● Dataset records
* * * *

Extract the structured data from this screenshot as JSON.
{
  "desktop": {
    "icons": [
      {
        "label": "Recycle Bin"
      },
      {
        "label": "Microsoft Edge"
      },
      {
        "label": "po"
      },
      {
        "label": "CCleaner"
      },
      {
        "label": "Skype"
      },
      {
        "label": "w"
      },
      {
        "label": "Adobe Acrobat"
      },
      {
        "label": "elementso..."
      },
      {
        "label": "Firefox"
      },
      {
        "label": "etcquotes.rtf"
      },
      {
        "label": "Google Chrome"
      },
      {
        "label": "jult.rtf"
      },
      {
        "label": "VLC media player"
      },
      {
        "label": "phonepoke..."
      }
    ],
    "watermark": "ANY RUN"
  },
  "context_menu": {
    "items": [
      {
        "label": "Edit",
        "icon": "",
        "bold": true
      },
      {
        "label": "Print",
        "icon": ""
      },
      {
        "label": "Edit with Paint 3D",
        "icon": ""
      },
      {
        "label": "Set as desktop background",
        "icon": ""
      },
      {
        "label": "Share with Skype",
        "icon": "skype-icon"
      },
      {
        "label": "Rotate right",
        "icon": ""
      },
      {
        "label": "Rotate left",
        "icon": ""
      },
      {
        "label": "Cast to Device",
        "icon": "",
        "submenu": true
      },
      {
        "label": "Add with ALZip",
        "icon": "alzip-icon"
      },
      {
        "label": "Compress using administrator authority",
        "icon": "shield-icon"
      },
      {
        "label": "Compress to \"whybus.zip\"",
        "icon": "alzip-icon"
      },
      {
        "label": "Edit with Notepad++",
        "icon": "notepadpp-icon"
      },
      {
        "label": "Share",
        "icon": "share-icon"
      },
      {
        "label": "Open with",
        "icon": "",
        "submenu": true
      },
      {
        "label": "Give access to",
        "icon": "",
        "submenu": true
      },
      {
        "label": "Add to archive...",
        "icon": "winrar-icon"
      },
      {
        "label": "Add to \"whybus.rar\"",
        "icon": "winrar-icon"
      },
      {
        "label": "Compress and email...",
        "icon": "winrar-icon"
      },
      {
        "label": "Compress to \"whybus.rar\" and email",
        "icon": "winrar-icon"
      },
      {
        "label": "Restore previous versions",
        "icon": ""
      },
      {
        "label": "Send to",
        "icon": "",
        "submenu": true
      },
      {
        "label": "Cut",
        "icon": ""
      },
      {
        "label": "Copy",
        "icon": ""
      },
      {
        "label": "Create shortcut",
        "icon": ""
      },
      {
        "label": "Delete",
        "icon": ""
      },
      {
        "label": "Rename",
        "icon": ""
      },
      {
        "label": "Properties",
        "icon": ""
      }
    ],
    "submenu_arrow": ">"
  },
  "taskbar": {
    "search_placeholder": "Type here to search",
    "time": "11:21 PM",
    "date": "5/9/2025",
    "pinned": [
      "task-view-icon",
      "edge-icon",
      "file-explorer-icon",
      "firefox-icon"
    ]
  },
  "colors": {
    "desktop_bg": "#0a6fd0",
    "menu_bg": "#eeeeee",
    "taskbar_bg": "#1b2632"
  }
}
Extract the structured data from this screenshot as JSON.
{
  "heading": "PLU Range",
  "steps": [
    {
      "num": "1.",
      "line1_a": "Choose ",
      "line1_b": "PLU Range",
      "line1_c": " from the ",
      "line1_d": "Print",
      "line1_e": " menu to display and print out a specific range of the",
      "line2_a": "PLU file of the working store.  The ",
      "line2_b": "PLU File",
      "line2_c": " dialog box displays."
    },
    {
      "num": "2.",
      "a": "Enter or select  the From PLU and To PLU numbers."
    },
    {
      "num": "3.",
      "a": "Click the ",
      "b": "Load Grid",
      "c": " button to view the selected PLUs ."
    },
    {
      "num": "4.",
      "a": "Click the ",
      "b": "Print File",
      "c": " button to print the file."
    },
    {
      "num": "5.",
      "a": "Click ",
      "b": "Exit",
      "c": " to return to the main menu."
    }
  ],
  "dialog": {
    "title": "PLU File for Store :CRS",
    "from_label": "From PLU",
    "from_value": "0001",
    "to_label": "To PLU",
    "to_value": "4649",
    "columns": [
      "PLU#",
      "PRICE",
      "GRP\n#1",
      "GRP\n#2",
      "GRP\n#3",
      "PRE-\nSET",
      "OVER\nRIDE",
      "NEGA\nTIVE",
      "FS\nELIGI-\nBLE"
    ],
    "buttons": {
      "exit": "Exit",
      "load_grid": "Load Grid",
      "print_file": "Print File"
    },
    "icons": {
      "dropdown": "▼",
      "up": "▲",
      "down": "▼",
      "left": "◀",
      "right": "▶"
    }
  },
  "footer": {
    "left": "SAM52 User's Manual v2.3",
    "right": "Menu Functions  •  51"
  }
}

* * * *

● Exercise
Without changing a word, restate the whole listing.

● Solution to this problem
Extract the structured data from this screenshot as JSON.
{
  "desktop": {
    "icons": [
      {
        "label": "Recycle Bin"
      },
      {
        "label": "Microsoft Edge"
      },
      {
        "label": "po"
      },
      {
        "label": "CCleaner"
      },
      {
        "label": "Skype"
      },
      {
        "label": "w"
      },
      {
        "label": "Adobe Acrobat"
      },
      {
        "label": "elementso..."
      },
      {
        "label": "Firefox"
      },
      {
        "label": "etcquotes.rtf"
      },
      {
        "label": "Google Chrome"
      },
      {
        "label": "jult.rtf"
      },
      {
        "label": "VLC media player"
      },
      {
        "label": "phonepoke..."
      }
    ],
    "watermark": "ANY RUN"
  },
  "context_menu": {
    "items": [
      {
        "label": "Edit",
        "icon": "",
        "bold": true
      },
      {
        "label": "Print",
        "icon": ""
      },
      {
        "label": "Edit with Paint 3D",
        "icon": ""
      },
      {
        "label": "Set as desktop background",
        "icon": ""
      },
      {
        "label": "Share with Skype",
        "icon": "skype-icon"
      },
      {
        "label": "Rotate right",
        "icon": ""
      },
      {
        "label": "Rotate left",
        "icon": ""
      },
      {
        "label": "Cast to Device",
        "icon": "",
        "submenu": true
      },
      {
        "label": "Add with ALZip",
        "icon": "alzip-icon"
      },
      {
        "label": "Compress using administrator authority",
        "icon": "shield-icon"
      },
      {
        "label": "Compress to \"whybus.zip\"",
        "icon": "alzip-icon"
      },
      {
        "label": "Edit with Notepad++",
        "icon": "notepadpp-icon"
      },
      {
        "label": "Share",
        "icon": "share-icon"
      },
      {
        "label": "Open with",
        "icon": "",
        "submenu": true
      },
      {
        "label": "Give access to",
        "icon": "",
        "submenu": true
      },
      {
        "label": "Add to archive...",
        "icon": "winrar-icon"
      },
      {
        "label": "Add to \"whybus.rar\"",
        "icon": "winrar-icon"
      },
      {
        "label": "Compress and email...",
        "icon": "winrar-icon"
      },
      {
        "label": "Compress to \"whybus.rar\" and email",
        "icon": "winrar-icon"
      },
      {
        "label": "Restore previous versions",
        "icon": ""
      },
      {
        "label": "Send to",
        "icon": "",
        "submenu": true
      },
      {
        "label": "Cut",
        "icon": ""
      },
      {
        "label": "Copy",
        "icon": ""
      },
      {
        "label": "Create shortcut",
        "icon": ""
      },
      {
        "label": "Delete",
        "icon": ""
      },
      {
        "label": "Rename",
        "icon": ""
      },
      {
        "label": "Properties",
        "icon": ""
      }
    ],
    "submenu_arrow": ">"
  },
  "taskbar": {
    "search_placeholder": "Type here to search",
    "time": "11:21 PM",
    "date": "5/9/2025",
    "pinned": [
      "task-view-icon",
      "edge-icon",
      "file-explorer-icon",
      "firefox-icon"
    ]
  },
  "colors": {
    "desktop_bg": "#0a6fd0",
    "menu_bg": "#eeeeee",
    "taskbar_bg": "#1b2632"
  }
}
Extract the structured data from this screenshot as JSON.
{
  "heading": "PLU Range",
  "steps": [
    {
      "num": "1.",
      "line1_a": "Choose ",
      "line1_b": "PLU Range",
      "line1_c": " from the ",
      "line1_d": "Print",
      "line1_e": " menu to display and print out a specific range of the",
      "line2_a": "PLU file of the working store.  The ",
      "line2_b": "PLU File",
      "line2_c": " dialog box displays."
    },
    {
      "num": "2.",
      "a": "Enter or select  the From PLU and To PLU numbers."
    },
    {
      "num": "3.",
      "a": "Click the ",
      "b": "Load Grid",
      "c": " button to view the selected PLUs ."
    },
    {
      "num": "4.",
      "a": "Click the ",
      "b": "Print File",
      "c": " button to print the file."
    },
    {
      "num": "5.",
      "a": "Click ",
      "b": "Exit",
      "c": " to return to the main menu."
    }
  ],
  "dialog": {
    "title": "PLU File for Store :CRS",
    "from_label": "From PLU",
    "from_value": "0001",
    "to_label": "To PLU",
    "to_value": "4649",
    "columns": [
      "PLU#",
      "PRICE",
      "GRP\n#1",
      "GRP\n#2",
      "GRP\n#3",
      "PRE-\nSET",
      "OVER\nRIDE",
      "NEGA\nTIVE",
      "FS\nELIGI-\nBLE"
    ],
    "buttons": {
      "exit": "Exit",
      "load_grid": "Load Grid",
      "print_file": "Print File"
    },
    "icons": {
      "dropdown": "▼",
      "up": "▲",
      "down": "▼",
      "left": "◀",
      "right": "▶"
    }
  },
  "footer": {
    "left": "SAM52 User's Manual v2.3",
    "right": "Menu Functions  •  51"
  }
}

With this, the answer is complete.